• [Entries shown]:
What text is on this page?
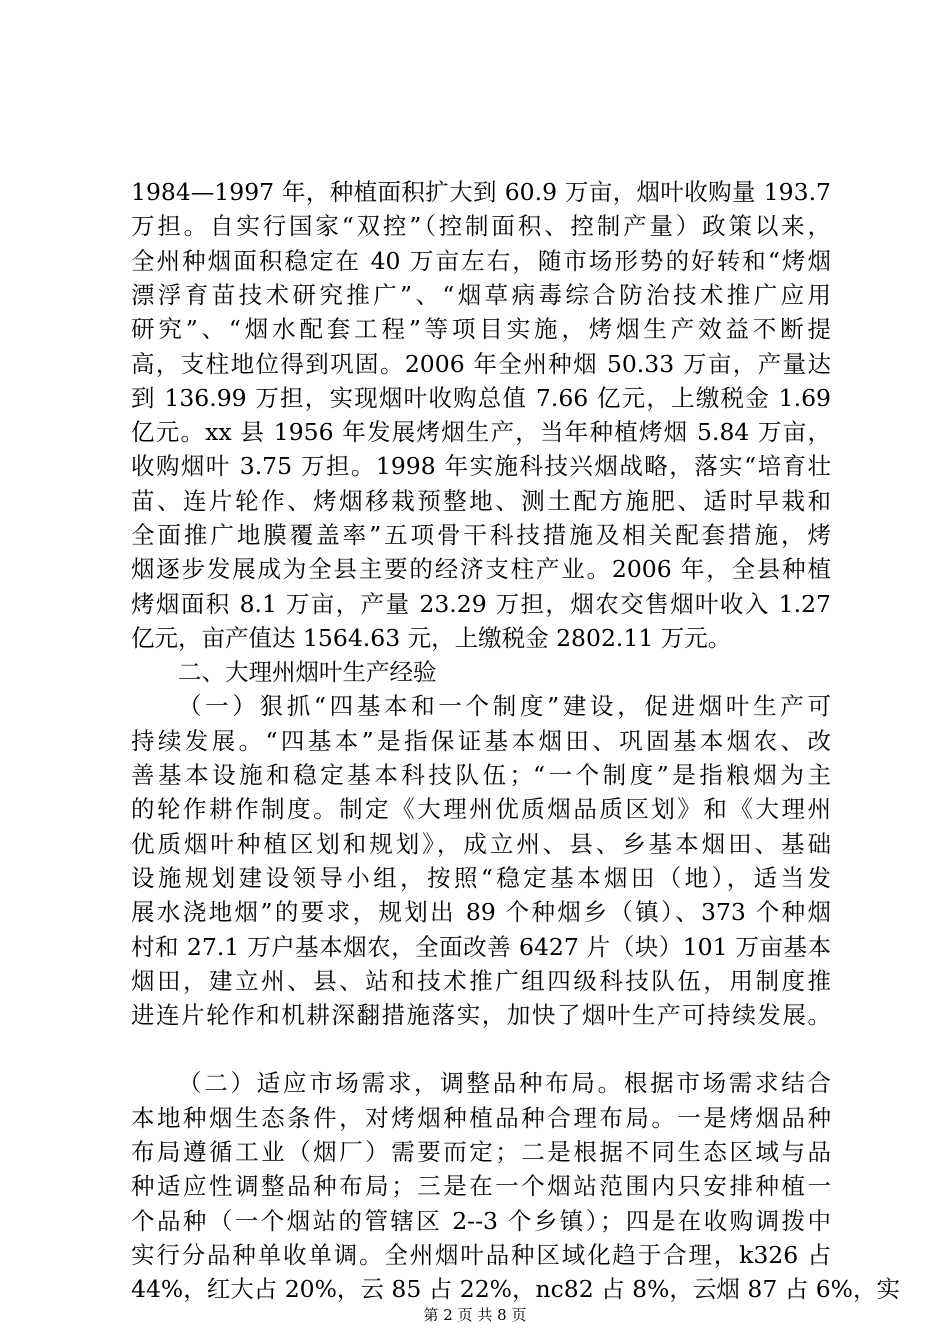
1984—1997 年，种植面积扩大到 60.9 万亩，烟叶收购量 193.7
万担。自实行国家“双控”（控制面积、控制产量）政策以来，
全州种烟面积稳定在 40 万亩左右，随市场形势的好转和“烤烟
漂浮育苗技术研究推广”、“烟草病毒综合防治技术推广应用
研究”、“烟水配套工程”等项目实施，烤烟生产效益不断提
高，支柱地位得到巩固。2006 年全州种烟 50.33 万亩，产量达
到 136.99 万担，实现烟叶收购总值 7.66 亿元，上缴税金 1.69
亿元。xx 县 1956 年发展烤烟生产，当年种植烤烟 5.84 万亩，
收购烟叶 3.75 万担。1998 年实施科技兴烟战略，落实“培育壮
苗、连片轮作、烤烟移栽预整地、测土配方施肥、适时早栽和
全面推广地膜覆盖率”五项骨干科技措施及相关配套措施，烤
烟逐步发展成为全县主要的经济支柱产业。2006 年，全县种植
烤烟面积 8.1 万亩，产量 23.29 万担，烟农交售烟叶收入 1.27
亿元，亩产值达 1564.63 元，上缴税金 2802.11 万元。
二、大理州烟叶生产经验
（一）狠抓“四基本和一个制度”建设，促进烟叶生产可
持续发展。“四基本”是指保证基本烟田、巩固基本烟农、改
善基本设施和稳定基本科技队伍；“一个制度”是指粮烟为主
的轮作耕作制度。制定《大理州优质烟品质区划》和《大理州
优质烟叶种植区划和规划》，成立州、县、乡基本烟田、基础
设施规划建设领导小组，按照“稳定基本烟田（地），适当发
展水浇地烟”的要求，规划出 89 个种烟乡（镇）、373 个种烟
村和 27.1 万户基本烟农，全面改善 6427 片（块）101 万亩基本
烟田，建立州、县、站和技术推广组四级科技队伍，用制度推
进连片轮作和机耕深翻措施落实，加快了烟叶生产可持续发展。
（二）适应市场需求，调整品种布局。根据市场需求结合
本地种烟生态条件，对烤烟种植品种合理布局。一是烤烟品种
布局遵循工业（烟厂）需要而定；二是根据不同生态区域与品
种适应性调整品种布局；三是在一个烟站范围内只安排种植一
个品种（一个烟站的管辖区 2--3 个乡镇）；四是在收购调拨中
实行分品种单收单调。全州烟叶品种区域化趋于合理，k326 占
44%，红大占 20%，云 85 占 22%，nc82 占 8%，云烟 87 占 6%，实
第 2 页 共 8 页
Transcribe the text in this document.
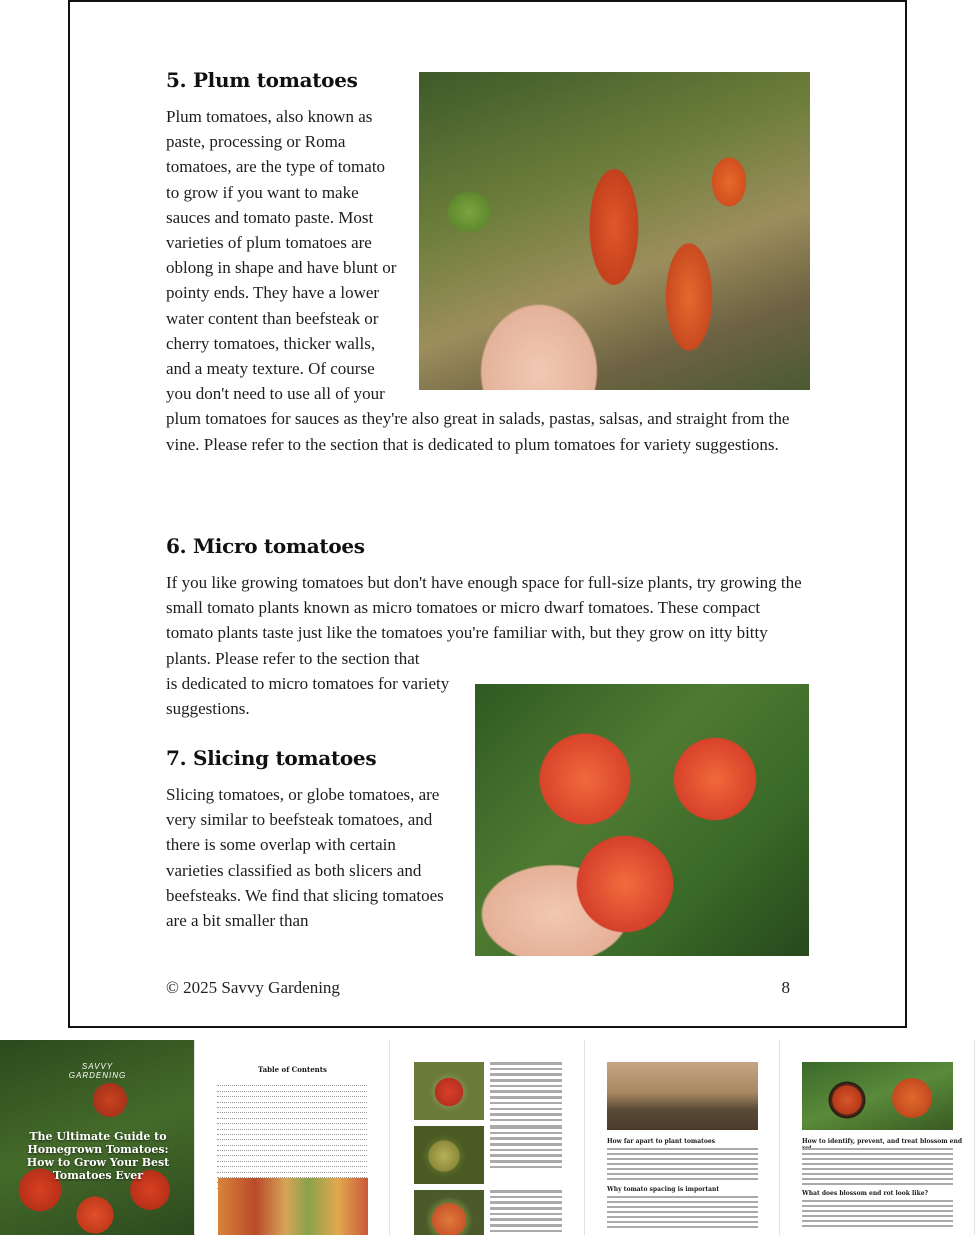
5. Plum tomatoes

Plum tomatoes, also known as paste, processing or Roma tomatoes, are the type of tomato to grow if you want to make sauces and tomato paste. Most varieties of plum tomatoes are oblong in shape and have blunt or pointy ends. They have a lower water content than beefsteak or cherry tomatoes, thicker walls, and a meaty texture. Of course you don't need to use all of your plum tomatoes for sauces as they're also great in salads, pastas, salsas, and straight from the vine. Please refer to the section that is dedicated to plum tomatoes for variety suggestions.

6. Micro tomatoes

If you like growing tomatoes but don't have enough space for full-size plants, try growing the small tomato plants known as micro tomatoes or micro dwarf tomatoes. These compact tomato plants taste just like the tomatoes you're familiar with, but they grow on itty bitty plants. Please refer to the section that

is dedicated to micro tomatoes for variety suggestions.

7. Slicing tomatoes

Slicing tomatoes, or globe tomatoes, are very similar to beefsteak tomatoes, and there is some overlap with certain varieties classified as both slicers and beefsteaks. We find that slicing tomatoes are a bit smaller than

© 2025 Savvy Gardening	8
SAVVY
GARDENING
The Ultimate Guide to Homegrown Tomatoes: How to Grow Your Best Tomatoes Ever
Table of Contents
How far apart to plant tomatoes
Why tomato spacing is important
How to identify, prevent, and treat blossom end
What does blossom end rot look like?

==

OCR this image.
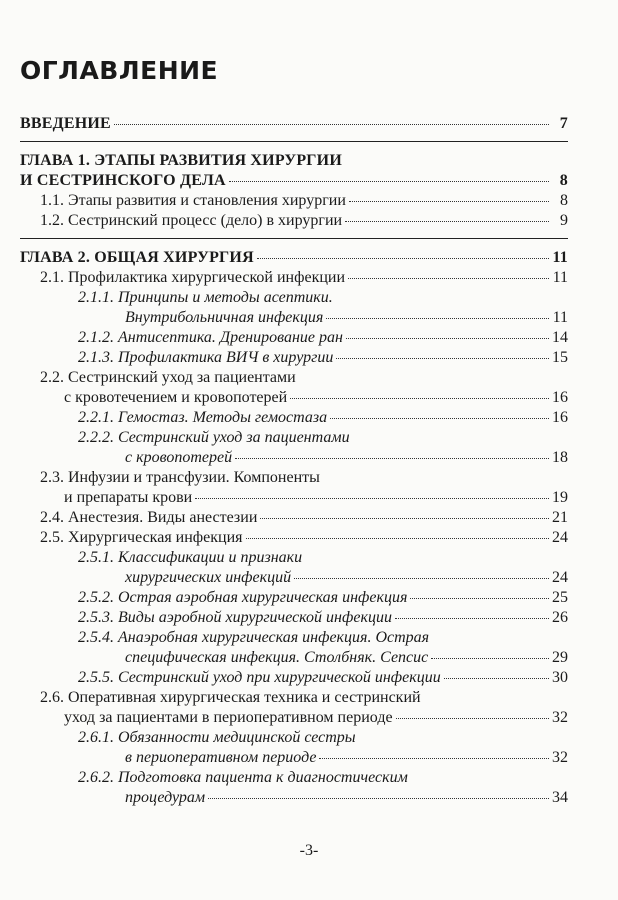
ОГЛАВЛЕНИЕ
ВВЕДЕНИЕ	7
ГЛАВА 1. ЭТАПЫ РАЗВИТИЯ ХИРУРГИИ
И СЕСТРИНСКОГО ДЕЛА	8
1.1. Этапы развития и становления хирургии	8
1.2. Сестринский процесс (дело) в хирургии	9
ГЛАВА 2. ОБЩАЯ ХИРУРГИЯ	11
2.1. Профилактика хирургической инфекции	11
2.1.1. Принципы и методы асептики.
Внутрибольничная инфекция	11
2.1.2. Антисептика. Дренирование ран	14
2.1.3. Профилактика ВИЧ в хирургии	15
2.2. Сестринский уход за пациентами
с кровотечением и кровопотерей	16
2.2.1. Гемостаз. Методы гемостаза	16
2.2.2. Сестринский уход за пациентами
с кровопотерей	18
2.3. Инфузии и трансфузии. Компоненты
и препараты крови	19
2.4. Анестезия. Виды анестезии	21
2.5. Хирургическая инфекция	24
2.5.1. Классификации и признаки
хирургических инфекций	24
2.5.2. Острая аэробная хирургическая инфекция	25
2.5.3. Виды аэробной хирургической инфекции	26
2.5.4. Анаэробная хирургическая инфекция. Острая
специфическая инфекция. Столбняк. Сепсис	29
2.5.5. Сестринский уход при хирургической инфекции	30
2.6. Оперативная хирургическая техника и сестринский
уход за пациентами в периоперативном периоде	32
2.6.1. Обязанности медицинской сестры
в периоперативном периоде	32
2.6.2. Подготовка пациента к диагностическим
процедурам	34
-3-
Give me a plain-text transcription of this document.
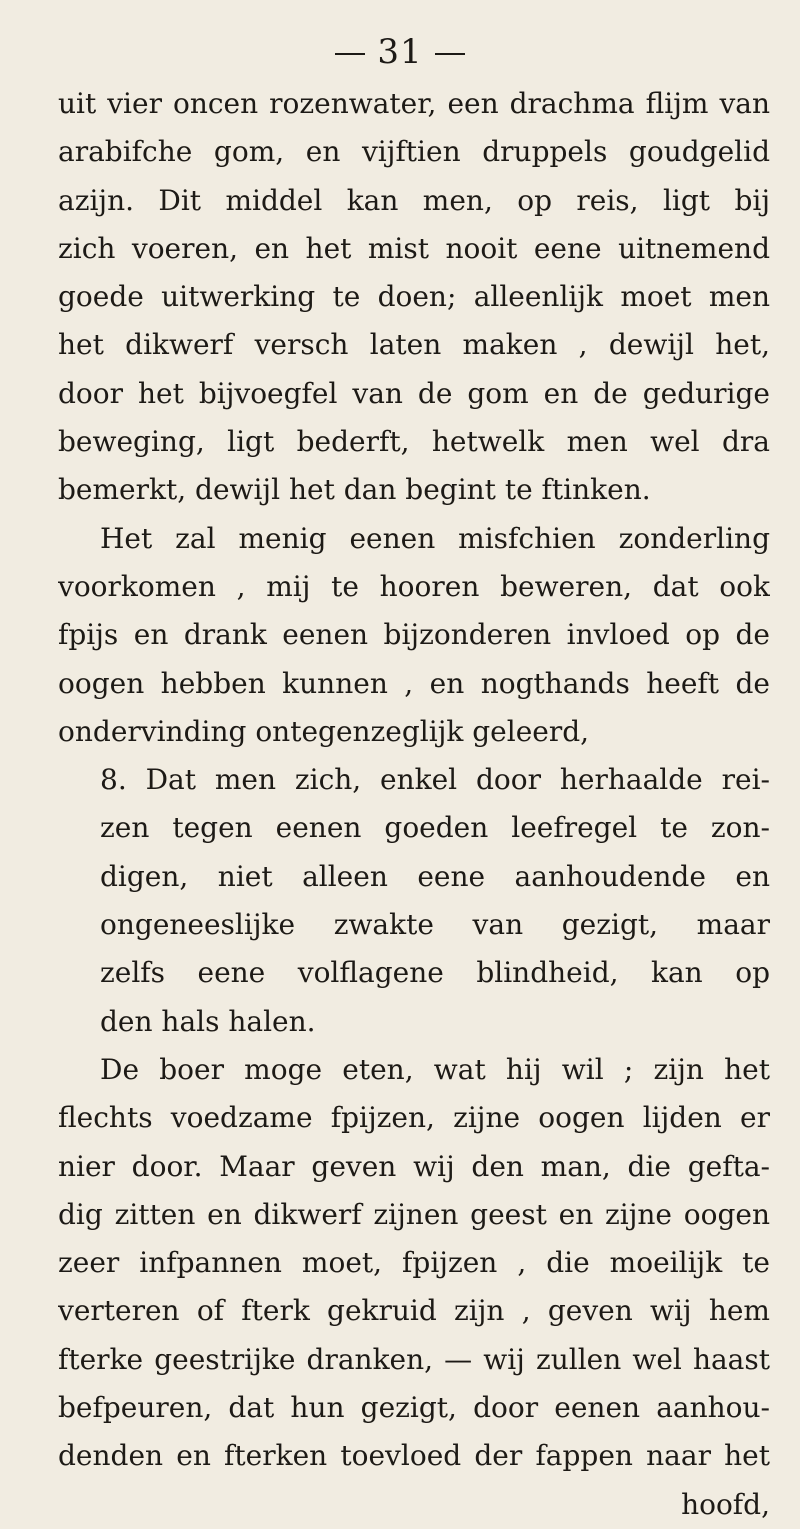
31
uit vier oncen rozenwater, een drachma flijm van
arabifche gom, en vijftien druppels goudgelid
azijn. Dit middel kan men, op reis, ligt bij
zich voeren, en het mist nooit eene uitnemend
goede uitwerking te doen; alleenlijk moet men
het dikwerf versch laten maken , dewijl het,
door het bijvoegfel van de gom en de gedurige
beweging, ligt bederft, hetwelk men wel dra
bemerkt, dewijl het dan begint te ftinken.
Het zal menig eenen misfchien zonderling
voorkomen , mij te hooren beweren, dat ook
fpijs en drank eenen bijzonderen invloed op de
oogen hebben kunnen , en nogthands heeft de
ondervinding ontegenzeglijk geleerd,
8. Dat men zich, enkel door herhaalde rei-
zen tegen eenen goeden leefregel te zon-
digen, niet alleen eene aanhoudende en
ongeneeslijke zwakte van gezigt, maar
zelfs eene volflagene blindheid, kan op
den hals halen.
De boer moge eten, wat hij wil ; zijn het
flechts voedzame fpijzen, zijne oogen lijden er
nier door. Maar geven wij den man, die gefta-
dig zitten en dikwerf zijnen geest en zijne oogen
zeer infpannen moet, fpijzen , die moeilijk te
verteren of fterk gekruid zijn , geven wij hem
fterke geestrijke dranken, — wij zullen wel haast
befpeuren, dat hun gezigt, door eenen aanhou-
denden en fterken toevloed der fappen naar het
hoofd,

• [Exercise goal]:
Report only how many lines in the records contain the word "Slicing".

• [Output]:
2